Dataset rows

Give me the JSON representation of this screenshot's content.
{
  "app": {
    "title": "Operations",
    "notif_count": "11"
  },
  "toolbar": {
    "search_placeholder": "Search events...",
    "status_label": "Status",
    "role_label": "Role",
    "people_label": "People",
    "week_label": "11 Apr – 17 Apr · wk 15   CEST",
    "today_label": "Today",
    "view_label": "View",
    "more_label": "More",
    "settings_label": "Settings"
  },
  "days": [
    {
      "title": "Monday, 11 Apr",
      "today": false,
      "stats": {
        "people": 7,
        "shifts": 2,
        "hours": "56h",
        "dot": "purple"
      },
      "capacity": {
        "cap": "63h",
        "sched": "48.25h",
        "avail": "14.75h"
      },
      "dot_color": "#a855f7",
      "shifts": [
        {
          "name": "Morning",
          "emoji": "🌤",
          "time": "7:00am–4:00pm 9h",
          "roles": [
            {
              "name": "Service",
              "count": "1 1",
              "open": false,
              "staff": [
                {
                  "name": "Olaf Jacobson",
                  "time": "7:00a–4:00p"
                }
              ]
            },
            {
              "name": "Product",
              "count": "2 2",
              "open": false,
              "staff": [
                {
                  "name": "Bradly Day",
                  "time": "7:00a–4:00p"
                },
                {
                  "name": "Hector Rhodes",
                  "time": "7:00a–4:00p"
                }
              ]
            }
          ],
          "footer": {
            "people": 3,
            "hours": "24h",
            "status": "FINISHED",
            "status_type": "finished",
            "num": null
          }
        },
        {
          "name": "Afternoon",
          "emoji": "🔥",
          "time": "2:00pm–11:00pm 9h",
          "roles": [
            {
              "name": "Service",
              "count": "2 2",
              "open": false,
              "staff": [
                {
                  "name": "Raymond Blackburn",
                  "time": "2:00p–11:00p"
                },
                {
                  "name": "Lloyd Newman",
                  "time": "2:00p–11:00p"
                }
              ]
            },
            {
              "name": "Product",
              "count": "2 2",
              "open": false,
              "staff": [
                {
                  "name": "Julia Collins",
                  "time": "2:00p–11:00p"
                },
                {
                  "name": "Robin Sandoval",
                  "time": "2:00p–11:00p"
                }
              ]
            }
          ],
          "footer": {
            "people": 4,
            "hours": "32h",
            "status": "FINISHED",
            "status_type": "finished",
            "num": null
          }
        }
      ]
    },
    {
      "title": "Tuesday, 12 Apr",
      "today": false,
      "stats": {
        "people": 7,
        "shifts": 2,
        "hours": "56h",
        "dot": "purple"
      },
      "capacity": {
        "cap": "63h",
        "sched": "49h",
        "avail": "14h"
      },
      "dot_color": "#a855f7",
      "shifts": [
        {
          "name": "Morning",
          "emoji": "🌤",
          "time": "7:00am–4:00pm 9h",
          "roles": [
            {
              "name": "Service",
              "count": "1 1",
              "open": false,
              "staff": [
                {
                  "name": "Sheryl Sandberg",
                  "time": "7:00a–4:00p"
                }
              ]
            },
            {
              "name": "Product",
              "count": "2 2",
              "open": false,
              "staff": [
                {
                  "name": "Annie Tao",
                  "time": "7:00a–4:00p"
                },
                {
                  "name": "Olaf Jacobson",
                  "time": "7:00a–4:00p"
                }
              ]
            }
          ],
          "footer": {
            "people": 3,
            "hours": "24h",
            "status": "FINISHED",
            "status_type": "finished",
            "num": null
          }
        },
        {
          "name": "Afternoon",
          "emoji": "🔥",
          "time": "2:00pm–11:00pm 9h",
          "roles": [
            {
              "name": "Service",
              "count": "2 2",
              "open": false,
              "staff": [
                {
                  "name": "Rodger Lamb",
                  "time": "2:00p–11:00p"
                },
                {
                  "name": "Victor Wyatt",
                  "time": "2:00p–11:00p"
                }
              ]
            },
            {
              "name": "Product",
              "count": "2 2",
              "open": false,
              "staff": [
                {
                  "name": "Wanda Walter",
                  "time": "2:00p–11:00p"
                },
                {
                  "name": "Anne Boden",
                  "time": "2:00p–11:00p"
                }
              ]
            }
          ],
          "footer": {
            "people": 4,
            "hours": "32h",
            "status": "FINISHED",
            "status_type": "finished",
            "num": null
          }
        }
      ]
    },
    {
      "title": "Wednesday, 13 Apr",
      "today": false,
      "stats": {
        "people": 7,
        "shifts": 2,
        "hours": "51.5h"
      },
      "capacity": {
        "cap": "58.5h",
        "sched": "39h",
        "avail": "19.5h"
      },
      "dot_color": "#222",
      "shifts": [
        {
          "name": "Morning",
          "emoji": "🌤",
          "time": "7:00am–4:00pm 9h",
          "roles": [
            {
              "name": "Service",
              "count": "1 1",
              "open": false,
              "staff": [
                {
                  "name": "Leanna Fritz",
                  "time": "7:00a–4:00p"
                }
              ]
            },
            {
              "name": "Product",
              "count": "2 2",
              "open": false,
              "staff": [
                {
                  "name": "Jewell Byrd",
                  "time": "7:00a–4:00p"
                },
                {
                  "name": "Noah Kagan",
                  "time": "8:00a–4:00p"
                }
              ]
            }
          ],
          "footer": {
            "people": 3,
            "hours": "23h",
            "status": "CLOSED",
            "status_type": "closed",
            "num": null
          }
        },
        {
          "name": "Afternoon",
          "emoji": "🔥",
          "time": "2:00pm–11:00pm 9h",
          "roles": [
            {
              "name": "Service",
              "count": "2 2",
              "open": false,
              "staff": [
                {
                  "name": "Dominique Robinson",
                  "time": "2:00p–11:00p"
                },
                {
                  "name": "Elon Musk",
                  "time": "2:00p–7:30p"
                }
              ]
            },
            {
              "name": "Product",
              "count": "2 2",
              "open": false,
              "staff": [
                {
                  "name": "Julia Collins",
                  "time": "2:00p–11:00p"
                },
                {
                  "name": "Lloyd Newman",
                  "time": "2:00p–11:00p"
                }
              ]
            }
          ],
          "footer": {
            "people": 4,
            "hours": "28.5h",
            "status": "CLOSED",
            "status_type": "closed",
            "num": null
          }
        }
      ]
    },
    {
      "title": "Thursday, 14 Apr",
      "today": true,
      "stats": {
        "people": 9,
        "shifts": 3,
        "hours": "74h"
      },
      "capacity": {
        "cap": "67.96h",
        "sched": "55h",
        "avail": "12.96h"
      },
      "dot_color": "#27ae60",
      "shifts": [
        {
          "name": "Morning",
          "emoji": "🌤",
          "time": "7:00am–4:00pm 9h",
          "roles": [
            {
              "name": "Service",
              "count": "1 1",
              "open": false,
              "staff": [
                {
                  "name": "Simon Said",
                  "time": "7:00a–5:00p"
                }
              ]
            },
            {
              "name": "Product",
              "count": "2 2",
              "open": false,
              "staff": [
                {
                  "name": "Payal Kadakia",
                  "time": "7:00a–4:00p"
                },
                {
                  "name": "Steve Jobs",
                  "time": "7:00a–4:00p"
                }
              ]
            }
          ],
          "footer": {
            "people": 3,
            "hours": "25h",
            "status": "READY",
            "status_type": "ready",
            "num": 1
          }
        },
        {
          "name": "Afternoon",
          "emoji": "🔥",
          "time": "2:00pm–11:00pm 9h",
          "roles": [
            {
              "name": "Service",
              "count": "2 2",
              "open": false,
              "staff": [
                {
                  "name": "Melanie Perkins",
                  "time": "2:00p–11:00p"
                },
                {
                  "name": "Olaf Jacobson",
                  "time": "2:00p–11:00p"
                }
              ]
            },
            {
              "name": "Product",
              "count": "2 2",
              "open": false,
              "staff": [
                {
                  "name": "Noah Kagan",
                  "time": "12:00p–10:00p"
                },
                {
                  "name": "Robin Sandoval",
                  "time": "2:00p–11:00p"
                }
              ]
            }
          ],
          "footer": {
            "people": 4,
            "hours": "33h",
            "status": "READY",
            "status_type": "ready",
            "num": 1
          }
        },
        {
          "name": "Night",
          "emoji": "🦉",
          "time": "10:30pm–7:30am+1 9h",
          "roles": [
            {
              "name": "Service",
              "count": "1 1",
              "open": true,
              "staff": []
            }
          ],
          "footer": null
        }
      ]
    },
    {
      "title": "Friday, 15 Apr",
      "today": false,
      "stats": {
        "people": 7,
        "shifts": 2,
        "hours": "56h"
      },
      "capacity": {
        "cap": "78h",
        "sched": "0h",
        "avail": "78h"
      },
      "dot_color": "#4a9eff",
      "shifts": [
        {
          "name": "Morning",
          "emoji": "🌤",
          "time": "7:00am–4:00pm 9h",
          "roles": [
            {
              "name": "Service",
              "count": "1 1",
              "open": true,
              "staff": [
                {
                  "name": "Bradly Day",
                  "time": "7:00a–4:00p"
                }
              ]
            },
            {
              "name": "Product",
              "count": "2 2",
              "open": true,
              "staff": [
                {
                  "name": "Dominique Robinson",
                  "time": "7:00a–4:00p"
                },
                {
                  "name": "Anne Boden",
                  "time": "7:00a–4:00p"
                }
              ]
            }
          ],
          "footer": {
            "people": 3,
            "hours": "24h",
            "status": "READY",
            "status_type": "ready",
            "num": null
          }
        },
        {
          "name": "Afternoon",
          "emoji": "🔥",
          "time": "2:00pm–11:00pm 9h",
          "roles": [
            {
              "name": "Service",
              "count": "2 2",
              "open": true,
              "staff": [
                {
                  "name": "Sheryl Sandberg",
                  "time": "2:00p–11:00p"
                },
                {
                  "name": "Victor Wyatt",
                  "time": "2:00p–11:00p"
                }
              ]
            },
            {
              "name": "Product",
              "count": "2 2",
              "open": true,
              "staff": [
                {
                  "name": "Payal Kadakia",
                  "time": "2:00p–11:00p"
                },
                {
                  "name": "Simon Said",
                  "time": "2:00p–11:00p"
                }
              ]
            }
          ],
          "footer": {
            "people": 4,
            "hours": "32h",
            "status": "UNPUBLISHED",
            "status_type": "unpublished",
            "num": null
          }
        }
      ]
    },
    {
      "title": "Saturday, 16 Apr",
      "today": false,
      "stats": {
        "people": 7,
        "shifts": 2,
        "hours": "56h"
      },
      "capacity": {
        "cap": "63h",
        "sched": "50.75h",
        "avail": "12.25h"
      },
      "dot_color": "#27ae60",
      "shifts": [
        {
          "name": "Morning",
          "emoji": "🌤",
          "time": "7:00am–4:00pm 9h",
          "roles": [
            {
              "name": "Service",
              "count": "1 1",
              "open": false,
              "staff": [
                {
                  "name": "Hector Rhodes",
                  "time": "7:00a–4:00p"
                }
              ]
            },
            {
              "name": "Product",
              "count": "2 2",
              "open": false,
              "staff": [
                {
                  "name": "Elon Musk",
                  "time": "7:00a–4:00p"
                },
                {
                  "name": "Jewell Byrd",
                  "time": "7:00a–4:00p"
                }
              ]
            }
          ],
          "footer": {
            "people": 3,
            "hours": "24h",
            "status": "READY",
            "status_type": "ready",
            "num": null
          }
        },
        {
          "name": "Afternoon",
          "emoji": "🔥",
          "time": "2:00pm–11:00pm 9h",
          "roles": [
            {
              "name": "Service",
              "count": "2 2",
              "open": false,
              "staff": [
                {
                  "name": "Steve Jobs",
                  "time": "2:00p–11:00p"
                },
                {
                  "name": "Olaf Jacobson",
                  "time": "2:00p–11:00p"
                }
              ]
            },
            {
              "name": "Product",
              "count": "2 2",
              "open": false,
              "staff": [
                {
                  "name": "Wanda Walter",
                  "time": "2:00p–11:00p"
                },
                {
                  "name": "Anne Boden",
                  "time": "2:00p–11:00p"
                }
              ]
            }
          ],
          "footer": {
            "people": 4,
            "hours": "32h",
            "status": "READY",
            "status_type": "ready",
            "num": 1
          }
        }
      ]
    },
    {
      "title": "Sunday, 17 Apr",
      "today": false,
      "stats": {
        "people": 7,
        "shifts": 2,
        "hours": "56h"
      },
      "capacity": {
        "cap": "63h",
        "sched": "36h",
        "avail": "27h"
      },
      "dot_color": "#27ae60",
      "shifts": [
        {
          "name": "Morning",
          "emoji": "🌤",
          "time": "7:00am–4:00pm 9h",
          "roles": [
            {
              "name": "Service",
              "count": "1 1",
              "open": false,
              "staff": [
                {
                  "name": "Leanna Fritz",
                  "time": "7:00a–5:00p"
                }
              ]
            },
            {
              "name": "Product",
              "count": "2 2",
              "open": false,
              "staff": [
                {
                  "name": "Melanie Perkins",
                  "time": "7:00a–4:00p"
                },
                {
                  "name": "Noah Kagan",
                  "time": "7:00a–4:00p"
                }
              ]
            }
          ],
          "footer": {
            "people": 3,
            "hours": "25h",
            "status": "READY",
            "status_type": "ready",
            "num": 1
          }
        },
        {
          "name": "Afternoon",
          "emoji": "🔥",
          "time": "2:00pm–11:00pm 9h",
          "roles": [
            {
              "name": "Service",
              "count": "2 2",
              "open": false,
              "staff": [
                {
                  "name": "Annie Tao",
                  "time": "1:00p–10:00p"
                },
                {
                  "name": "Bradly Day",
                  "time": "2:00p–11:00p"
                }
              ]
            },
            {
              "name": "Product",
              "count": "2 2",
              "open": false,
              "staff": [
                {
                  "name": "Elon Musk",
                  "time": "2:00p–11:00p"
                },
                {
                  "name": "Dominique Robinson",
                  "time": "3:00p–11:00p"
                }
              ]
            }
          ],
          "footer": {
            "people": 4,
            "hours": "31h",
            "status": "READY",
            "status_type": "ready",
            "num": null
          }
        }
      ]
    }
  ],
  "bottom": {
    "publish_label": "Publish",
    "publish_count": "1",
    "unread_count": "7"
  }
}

#### [REQUIRED TASK]
Identify which lines contain the word "avail" and copy each one.

#### [THE RESPONSE]
        "avail": "14.75h"
        "avail": "14h"
        "avail": "19.5h"
        "avail": "12.96h"
        "avail": "78h"
        "avail": "12.25h"
        "avail": "27h"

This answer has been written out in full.